◆ **MATERIAL FOR THIS EXERCISE**:

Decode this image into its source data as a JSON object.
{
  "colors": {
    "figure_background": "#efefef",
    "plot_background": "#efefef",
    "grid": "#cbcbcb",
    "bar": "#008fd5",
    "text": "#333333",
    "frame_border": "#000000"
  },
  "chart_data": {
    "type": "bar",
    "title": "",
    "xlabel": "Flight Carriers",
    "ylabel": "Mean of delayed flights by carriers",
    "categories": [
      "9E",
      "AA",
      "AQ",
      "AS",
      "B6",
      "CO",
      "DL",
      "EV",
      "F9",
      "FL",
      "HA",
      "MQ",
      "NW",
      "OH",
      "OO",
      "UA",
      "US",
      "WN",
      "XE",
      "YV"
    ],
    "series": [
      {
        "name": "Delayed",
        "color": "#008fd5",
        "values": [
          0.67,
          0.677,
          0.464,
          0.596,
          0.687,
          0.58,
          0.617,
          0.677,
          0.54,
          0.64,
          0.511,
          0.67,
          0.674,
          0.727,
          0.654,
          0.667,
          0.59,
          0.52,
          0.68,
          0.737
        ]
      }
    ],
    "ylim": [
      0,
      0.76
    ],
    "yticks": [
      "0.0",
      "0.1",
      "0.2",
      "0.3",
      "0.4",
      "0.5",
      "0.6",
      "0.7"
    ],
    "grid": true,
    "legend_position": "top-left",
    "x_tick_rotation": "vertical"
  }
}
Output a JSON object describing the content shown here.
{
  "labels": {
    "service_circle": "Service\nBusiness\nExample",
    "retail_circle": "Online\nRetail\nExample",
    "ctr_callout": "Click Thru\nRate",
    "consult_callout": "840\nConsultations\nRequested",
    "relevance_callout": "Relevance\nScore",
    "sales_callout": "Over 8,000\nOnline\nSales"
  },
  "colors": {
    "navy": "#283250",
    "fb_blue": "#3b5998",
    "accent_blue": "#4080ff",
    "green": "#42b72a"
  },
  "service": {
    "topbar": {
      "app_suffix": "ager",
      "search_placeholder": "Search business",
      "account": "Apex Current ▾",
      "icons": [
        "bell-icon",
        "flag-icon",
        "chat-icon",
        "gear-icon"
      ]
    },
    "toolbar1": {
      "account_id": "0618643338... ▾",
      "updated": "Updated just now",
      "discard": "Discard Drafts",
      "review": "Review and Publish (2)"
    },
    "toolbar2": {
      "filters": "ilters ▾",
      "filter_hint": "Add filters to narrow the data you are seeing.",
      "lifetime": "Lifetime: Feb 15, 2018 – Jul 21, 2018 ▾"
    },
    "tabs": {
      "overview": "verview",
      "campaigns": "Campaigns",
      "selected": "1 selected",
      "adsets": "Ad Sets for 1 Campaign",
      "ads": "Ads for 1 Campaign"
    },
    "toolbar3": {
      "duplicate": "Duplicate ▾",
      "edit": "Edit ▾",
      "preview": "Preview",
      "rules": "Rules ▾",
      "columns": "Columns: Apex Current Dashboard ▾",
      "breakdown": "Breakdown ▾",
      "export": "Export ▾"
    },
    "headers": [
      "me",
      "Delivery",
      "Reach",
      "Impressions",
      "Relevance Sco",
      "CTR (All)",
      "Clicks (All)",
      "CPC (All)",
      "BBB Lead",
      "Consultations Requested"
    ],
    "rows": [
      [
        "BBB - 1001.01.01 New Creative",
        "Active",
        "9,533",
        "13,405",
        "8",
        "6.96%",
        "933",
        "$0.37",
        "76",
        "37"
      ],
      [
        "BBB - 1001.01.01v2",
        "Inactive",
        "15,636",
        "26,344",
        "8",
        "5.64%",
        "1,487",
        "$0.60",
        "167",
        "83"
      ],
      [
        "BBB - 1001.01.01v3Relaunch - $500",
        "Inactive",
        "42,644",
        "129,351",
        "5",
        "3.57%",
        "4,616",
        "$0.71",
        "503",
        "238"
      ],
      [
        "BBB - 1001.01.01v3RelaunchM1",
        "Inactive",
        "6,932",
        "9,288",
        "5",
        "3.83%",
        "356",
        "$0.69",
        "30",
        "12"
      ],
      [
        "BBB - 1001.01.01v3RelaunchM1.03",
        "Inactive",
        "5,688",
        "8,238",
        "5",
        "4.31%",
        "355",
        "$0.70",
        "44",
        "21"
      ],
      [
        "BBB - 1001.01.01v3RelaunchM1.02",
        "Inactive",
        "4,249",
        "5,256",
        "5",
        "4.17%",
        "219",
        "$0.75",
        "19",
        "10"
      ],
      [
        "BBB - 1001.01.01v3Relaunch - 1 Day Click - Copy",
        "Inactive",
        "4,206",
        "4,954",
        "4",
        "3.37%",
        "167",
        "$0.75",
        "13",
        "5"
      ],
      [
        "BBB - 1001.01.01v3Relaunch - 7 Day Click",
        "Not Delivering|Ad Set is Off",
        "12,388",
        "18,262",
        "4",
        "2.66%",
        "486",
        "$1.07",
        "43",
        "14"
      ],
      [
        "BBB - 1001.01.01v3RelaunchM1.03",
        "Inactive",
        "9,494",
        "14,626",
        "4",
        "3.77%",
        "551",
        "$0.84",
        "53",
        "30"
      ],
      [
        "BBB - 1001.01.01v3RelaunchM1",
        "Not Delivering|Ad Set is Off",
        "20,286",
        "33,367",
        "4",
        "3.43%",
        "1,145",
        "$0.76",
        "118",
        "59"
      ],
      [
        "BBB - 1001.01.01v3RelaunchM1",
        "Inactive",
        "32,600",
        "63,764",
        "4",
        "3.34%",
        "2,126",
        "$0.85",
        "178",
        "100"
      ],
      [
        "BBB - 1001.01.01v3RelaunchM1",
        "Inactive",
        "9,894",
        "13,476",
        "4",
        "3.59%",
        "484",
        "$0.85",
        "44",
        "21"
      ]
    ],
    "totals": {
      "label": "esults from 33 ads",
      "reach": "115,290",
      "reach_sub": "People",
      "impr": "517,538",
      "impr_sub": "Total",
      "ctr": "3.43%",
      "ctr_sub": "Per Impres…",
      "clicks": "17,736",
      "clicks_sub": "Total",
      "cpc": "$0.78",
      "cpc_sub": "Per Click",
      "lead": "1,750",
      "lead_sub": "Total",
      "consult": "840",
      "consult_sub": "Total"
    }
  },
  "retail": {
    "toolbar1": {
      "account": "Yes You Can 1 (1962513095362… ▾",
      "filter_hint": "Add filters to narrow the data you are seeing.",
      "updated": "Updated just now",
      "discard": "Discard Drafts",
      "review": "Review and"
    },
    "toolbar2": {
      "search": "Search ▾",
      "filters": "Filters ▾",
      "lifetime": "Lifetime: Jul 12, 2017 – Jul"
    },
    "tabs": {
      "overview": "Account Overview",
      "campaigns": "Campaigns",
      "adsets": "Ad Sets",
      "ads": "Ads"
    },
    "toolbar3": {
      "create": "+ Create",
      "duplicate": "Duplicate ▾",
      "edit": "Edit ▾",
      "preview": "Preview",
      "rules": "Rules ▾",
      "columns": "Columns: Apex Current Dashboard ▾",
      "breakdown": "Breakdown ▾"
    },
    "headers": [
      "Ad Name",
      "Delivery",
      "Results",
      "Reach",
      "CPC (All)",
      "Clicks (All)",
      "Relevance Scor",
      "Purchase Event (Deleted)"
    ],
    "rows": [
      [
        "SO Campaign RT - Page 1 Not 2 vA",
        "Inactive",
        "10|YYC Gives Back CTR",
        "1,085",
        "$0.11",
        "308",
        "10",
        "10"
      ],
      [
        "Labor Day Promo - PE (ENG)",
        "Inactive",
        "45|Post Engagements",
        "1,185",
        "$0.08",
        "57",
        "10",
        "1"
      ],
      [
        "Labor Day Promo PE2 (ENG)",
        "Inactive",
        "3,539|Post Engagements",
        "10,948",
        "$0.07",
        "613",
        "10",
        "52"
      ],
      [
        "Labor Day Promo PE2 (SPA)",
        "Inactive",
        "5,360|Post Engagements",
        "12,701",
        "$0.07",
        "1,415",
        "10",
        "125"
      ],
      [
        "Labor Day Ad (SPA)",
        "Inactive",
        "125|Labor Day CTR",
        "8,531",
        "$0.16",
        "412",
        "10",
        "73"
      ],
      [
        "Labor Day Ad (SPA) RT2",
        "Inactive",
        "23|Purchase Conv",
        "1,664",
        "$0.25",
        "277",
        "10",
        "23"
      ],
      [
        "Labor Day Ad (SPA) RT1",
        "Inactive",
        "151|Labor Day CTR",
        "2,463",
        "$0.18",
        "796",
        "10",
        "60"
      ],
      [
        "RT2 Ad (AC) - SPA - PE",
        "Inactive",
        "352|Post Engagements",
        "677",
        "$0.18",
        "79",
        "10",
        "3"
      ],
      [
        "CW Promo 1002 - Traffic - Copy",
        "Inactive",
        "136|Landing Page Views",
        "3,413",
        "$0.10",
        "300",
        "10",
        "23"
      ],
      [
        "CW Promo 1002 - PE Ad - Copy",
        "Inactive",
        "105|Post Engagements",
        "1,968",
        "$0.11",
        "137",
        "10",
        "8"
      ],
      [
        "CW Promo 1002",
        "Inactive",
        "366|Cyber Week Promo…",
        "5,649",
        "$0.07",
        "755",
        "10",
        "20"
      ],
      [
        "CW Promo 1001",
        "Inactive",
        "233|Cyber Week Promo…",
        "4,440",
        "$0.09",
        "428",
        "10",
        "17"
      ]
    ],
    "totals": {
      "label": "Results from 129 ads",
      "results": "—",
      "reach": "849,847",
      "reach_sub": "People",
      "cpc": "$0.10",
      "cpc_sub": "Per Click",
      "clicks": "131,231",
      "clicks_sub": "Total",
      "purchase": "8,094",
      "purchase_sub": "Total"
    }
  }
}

◆ **WORK REQUIRED**: In the lines above, find each one with "Search" and list it.

◆ **FULL OUTPUT**:
      "search_placeholder": "Search business",
      "search": "Search ▾",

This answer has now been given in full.